Request: Reproduce the listing below without any change.

Data shown:

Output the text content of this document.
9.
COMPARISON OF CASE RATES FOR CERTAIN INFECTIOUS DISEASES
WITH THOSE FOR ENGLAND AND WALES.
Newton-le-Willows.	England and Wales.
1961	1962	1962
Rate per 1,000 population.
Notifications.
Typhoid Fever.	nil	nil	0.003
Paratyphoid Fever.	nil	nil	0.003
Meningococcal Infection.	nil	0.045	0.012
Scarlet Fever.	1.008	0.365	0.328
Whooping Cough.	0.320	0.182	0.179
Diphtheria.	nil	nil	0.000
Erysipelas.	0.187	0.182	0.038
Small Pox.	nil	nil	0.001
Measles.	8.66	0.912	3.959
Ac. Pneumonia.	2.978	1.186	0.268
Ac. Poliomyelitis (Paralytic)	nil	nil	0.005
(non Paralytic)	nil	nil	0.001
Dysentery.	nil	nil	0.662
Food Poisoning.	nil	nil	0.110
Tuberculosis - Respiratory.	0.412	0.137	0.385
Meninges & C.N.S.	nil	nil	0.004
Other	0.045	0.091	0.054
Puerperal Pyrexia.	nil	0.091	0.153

Finished answer:
Output the text content of this document.
9.
COMPARISON OF CASE RATES FOR CERTAIN INFECTIOUS DISEASES
WITH THOSE FOR ENGLAND AND WALES.
Newton-le-Willows.	England and Wales.
1961	1962	1962
Rate per 1,000 population.
Notifications.
Typhoid Fever.	nil	nil	0.003
Paratyphoid Fever.	nil	nil	0.003
Meningococcal Infection.	nil	0.045	0.012
Scarlet Fever.	1.008	0.365	0.328
Whooping Cough.	0.320	0.182	0.179
Diphtheria.	nil	nil	0.000
Erysipelas.	0.187	0.182	0.038
Small Pox.	nil	nil	0.001
Measles.	8.66	0.912	3.959
Ac. Pneumonia.	2.978	1.186	0.268
Ac. Poliomyelitis (Paralytic)	nil	nil	0.005
(non Paralytic)	nil	nil	0.001
Dysentery.	nil	nil	0.662
Food Poisoning.	nil	nil	0.110
Tuberculosis - Respiratory.	0.412	0.137	0.385
Meninges & C.N.S.	nil	nil	0.004
Other	0.045	0.091	0.054
Puerperal Pyrexia.	nil	0.091	0.153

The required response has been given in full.